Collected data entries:
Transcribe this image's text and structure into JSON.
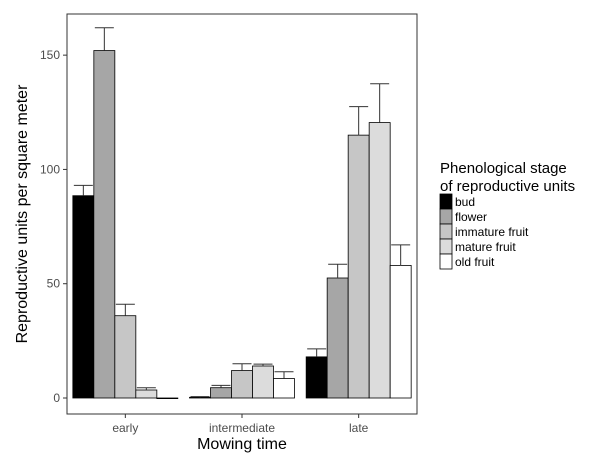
{
  "chart_data": {
    "type": "bar",
    "title": "",
    "xlabel": "Mowing time",
    "ylabel": "Reproductive units per square meter",
    "categories": [
      "early",
      "intermediate",
      "late"
    ],
    "ylim": [
      -7,
      168
    ],
    "yticks": [
      0,
      50,
      100,
      150
    ],
    "grid": false,
    "legend": {
      "title_lines": [
        "Phenological stage",
        "of reproductive units"
      ],
      "placement": "right"
    },
    "series": [
      {
        "name": "bud",
        "color": "#000000",
        "values": [
          88.5,
          0.3,
          18
        ],
        "error": [
          4.5,
          0.3,
          3.5
        ]
      },
      {
        "name": "flower",
        "color": "#a6a6a6",
        "values": [
          152,
          4.5,
          52.5
        ],
        "error": [
          10,
          1.0,
          6
        ]
      },
      {
        "name": "immature fruit",
        "color": "#c6c6c6",
        "values": [
          36,
          12,
          115
        ],
        "error": [
          5,
          3,
          12.5
        ]
      },
      {
        "name": "mature fruit",
        "color": "#dcdcdc",
        "values": [
          3.5,
          14,
          120.5
        ],
        "error": [
          1.0,
          0.8,
          17
        ]
      },
      {
        "name": "old fruit",
        "color": "#ffffff",
        "values": [
          0,
          8.5,
          58
        ],
        "error": [
          0,
          3,
          9
        ]
      }
    ]
  }
}
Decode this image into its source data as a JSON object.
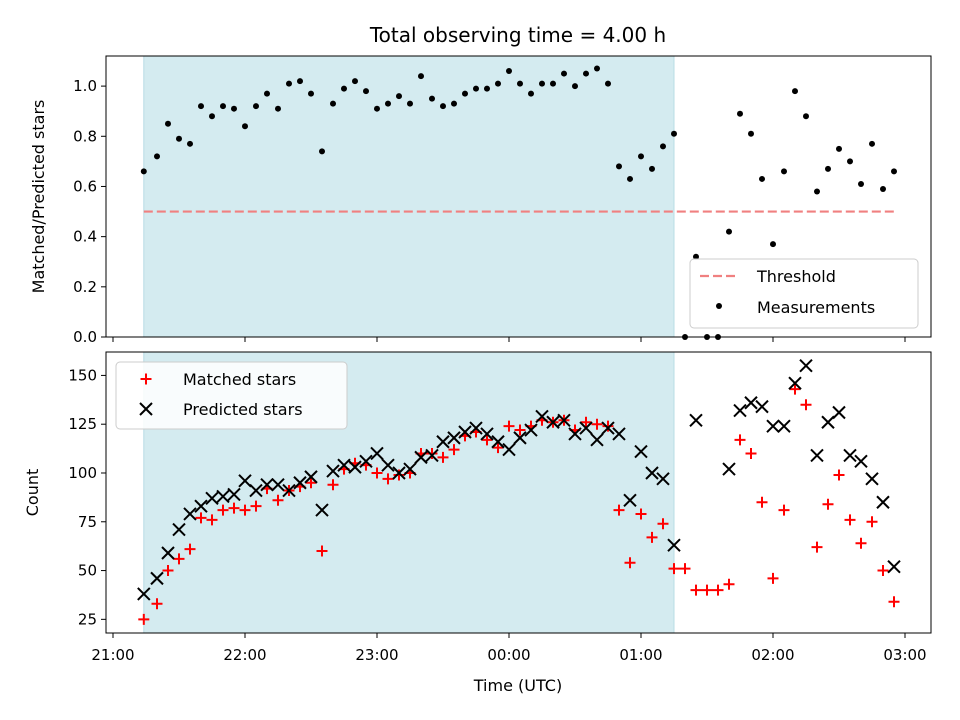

- **Written exercise**: Look through the data above. Each line containing the word "name" needs to be copied.

- **Task result**:
        "name": "bud",
        "name": "flower",
        "name": "immature fruit",
        "name": "mature fruit",
        "name": "old fruit",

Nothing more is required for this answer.